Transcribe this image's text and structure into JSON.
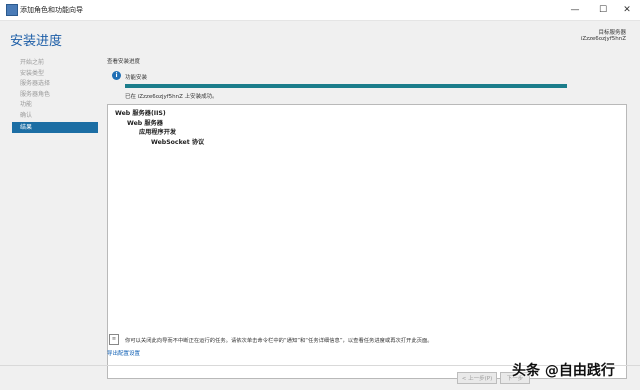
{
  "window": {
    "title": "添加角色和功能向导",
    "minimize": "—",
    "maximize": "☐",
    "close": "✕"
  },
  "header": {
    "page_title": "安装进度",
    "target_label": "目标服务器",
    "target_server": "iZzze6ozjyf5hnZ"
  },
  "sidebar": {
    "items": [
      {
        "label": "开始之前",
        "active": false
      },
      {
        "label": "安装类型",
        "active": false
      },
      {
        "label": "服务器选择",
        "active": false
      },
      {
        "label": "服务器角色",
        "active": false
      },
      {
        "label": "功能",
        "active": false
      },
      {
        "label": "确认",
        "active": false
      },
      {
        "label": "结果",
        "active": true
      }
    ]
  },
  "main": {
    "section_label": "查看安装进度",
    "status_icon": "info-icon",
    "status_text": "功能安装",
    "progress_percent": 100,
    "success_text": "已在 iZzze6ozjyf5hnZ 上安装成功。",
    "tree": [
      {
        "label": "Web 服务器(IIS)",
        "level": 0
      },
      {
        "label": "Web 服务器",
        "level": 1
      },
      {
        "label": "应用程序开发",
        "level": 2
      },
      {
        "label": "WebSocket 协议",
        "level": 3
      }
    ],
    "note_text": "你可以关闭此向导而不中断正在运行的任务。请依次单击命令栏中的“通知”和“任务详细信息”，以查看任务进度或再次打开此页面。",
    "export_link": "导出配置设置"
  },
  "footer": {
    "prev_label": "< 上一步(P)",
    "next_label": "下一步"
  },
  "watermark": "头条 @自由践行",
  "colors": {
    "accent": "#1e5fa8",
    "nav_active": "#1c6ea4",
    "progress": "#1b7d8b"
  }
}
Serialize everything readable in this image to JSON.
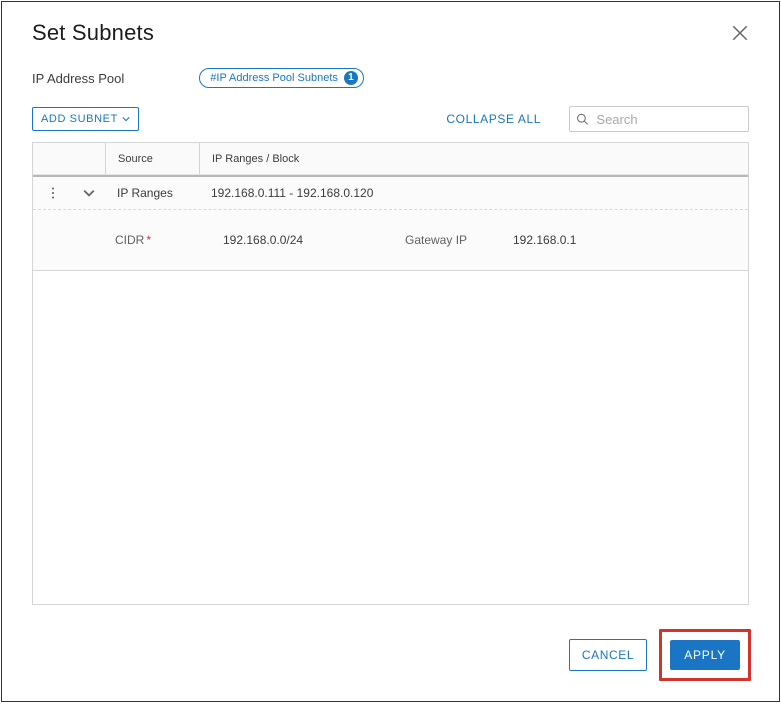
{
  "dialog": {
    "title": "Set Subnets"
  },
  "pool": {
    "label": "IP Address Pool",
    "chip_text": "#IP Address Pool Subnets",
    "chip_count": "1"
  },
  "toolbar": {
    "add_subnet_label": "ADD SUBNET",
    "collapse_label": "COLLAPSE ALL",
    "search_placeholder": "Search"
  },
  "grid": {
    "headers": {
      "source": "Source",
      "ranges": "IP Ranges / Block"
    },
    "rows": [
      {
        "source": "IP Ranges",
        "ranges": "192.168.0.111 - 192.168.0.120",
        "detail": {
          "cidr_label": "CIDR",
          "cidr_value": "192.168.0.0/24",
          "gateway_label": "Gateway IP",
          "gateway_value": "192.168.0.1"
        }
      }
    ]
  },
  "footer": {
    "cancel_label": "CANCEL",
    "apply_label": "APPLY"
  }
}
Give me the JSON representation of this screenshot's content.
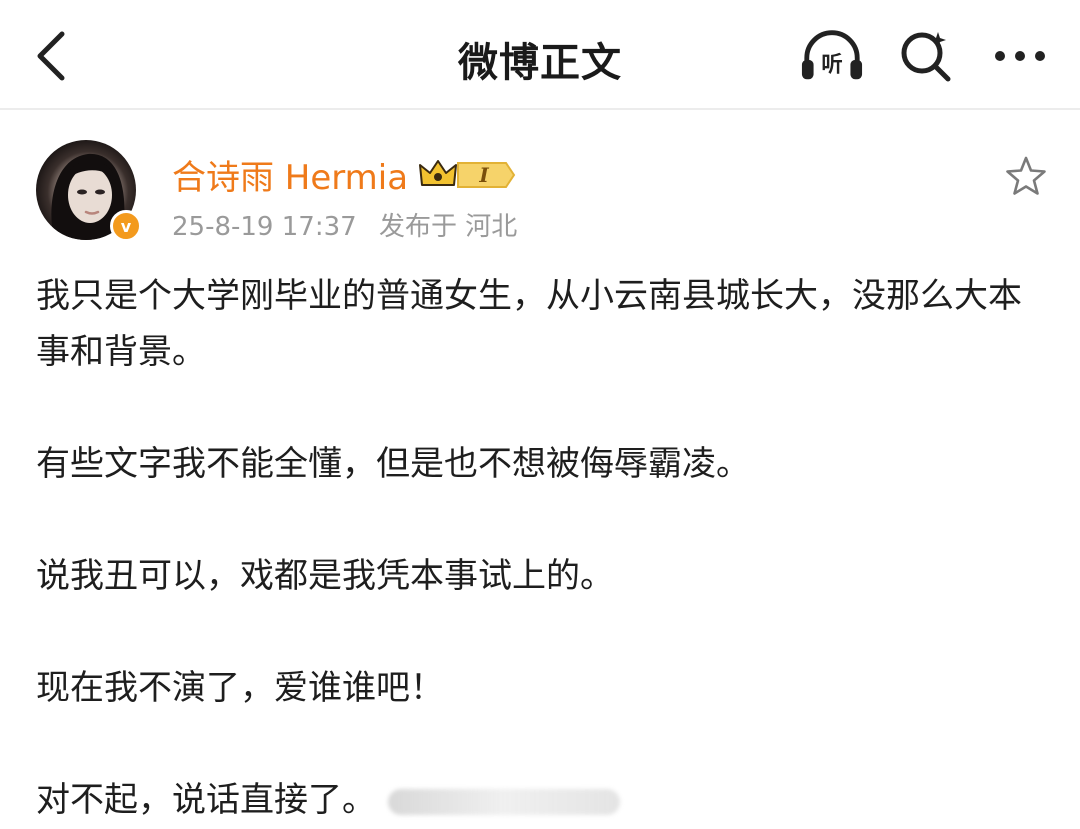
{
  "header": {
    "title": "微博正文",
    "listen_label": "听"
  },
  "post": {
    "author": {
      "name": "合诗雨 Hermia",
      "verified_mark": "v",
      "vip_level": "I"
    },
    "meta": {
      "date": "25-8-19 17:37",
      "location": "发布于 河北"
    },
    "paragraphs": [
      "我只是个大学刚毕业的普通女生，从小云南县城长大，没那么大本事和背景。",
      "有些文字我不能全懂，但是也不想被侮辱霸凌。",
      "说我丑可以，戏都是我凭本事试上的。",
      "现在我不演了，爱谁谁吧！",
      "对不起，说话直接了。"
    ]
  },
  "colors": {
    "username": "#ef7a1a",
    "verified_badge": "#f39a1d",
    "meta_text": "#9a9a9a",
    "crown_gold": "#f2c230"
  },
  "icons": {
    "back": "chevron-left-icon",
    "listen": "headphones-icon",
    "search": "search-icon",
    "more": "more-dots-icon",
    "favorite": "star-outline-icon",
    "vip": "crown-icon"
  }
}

*****

■ **Instructions for the task**: From the entries above, output every line exactly and omit any image.

■ **Task solution**:
Transcribe this image's text and structure into JSON.
{
  "window": {
    "title": "添加角色和功能向导",
    "minimize": "—",
    "maximize": "☐",
    "close": "✕"
  },
  "header": {
    "page_title": "安装进度",
    "target_label": "目标服务器",
    "target_server": "iZzze6ozjyf5hnZ"
  },
  "sidebar": {
    "items": [
      {
        "label": "开始之前",
        "active": false
      },
      {
        "label": "安装类型",
        "active": false
      },
      {
        "label": "服务器选择",
        "active": false
      },
      {
        "label": "服务器角色",
        "active": false
      },
      {
        "label": "功能",
        "active": false
      },
      {
        "label": "确认",
        "active": false
      },
      {
        "label": "结果",
        "active": true
      }
    ]
  },
  "main": {
    "section_label": "查看安装进度",
    "status_icon": "info-icon",
    "status_text": "功能安装",
    "progress_percent": 100,
    "success_text": "已在 iZzze6ozjyf5hnZ 上安装成功。",
    "tree": [
      {
        "label": "Web 服务器(IIS)",
        "level": 0
      },
      {
        "label": "Web 服务器",
        "level": 1
      },
      {
        "label": "应用程序开发",
        "level": 2
      },
      {
        "label": "WebSocket 协议",
        "level": 3
      }
    ],
    "note_text": "你可以关闭此向导而不中断正在运行的任务。请依次单击命令栏中的“通知”和“任务详细信息”，以查看任务进度或再次打开此页面。",
    "export_link": "导出配置设置"
  },
  "footer": {
    "prev_label": "< 上一步(P)",
    "next_label": "下一步"
  },
  "watermark": "头条 @自由践行",
  "colors": {
    "accent": "#1e5fa8",
    "nav_active": "#1c6ea4",
    "progress": "#1b7d8b"
  }
}
Serialize everything readable in this image to JSON.
{
  "dialog": {
    "title": "Set Subnets"
  },
  "pool": {
    "label": "IP Address Pool",
    "chip_text": "#IP Address Pool Subnets",
    "chip_count": "1"
  },
  "toolbar": {
    "add_subnet_label": "ADD SUBNET",
    "collapse_label": "COLLAPSE ALL",
    "search_placeholder": "Search"
  },
  "grid": {
    "headers": {
      "source": "Source",
      "ranges": "IP Ranges / Block"
    },
    "rows": [
      {
        "source": "IP Ranges",
        "ranges": "192.168.0.111 - 192.168.0.120",
        "detail": {
          "cidr_label": "CIDR",
          "cidr_value": "192.168.0.0/24",
          "gateway_label": "Gateway IP",
          "gateway_value": "192.168.0.1"
        }
      }
    ]
  },
  "footer": {
    "cancel_label": "CANCEL",
    "apply_label": "APPLY"
  }
}
Give me the JSON representation of this screenshot's content.
{
  "header": {
    "title": "微博正文",
    "listen_label": "听"
  },
  "post": {
    "author": {
      "name": "合诗雨 Hermia",
      "verified_mark": "v",
      "vip_level": "I"
    },
    "meta": {
      "date": "25-8-19 17:37",
      "location": "发布于 河北"
    },
    "paragraphs": [
      "我只是个大学刚毕业的普通女生，从小云南县城长大，没那么大本事和背景。",
      "有些文字我不能全懂，但是也不想被侮辱霸凌。",
      "说我丑可以，戏都是我凭本事试上的。",
      "现在我不演了，爱谁谁吧！",
      "对不起，说话直接了。"
    ]
  },
  "colors": {
    "username": "#ef7a1a",
    "verified_badge": "#f39a1d",
    "meta_text": "#9a9a9a",
    "crown_gold": "#f2c230"
  },
  "icons": {
    "back": "chevron-left-icon",
    "listen": "headphones-icon",
    "search": "search-icon",
    "more": "more-dots-icon",
    "favorite": "star-outline-icon",
    "vip": "crown-icon"
  }
}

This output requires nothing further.